Retype all of the data exactly as given.
· · · · · · ·
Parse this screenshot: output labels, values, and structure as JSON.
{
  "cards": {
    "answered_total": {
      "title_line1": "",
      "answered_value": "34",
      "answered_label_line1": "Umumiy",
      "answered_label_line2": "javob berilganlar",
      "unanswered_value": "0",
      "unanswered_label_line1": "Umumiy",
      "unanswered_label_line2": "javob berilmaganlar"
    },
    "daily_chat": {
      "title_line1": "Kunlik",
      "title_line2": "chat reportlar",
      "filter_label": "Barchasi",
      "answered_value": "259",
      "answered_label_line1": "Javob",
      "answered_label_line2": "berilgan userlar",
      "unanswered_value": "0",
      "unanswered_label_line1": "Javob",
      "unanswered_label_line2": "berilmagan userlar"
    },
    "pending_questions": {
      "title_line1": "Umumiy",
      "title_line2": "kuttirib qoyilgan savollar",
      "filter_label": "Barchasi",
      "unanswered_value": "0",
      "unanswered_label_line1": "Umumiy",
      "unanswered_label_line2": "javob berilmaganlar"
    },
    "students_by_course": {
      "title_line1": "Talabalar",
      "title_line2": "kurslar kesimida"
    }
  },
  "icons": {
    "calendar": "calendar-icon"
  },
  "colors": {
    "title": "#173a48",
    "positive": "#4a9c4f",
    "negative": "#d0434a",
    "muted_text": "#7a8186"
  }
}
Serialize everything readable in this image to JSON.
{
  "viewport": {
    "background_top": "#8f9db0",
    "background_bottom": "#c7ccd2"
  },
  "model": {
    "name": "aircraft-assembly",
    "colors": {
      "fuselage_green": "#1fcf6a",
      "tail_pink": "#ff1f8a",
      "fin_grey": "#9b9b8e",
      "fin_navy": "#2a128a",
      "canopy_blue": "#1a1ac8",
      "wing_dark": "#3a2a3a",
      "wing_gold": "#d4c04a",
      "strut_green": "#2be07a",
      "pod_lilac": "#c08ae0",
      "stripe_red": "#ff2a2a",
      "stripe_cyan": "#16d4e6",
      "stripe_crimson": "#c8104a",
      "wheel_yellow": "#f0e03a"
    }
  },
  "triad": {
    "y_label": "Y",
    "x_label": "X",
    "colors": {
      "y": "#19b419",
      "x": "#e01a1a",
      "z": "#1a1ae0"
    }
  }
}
· · · · · · ·
- [EXERCISE OUTPUT]:
Parse this screenshot: output labels, values, and structure as JSON.
{
  "cards": {
    "answered_total": {
      "title_line1": "",
      "answered_value": "34",
      "answered_label_line1": "Umumiy",
      "answered_label_line2": "javob berilganlar",
      "unanswered_value": "0",
      "unanswered_label_line1": "Umumiy",
      "unanswered_label_line2": "javob berilmaganlar"
    },
    "daily_chat": {
      "title_line1": "Kunlik",
      "title_line2": "chat reportlar",
      "filter_label": "Barchasi",
      "answered_value": "259",
      "answered_label_line1": "Javob",
      "answered_label_line2": "berilgan userlar",
      "unanswered_value": "0",
      "unanswered_label_line1": "Javob",
      "unanswered_label_line2": "berilmagan userlar"
    },
    "pending_questions": {
      "title_line1": "Umumiy",
      "title_line2": "kuttirib qoyilgan savollar",
      "filter_label": "Barchasi",
      "unanswered_value": "0",
      "unanswered_label_line1": "Umumiy",
      "unanswered_label_line2": "javob berilmaganlar"
    },
    "students_by_course": {
      "title_line1": "Talabalar",
      "title_line2": "kurslar kesimida"
    }
  },
  "icons": {
    "calendar": "calendar-icon"
  },
  "colors": {
    "title": "#173a48",
    "positive": "#4a9c4f",
    "negative": "#d0434a",
    "muted_text": "#7a8186"
  }
}
Serialize everything readable in this image to JSON.
{
  "viewport": {
    "background_top": "#8f9db0",
    "background_bottom": "#c7ccd2"
  },
  "model": {
    "name": "aircraft-assembly",
    "colors": {
      "fuselage_green": "#1fcf6a",
      "tail_pink": "#ff1f8a",
      "fin_grey": "#9b9b8e",
      "fin_navy": "#2a128a",
      "canopy_blue": "#1a1ac8",
      "wing_dark": "#3a2a3a",
      "wing_gold": "#d4c04a",
      "strut_green": "#2be07a",
      "pod_lilac": "#c08ae0",
      "stripe_red": "#ff2a2a",
      "stripe_cyan": "#16d4e6",
      "stripe_crimson": "#c8104a",
      "wheel_yellow": "#f0e03a"
    }
  },
  "triad": {
    "y_label": "Y",
    "x_label": "X",
    "colors": {
      "y": "#19b419",
      "x": "#e01a1a",
      "z": "#1a1ae0"
    }
  }
}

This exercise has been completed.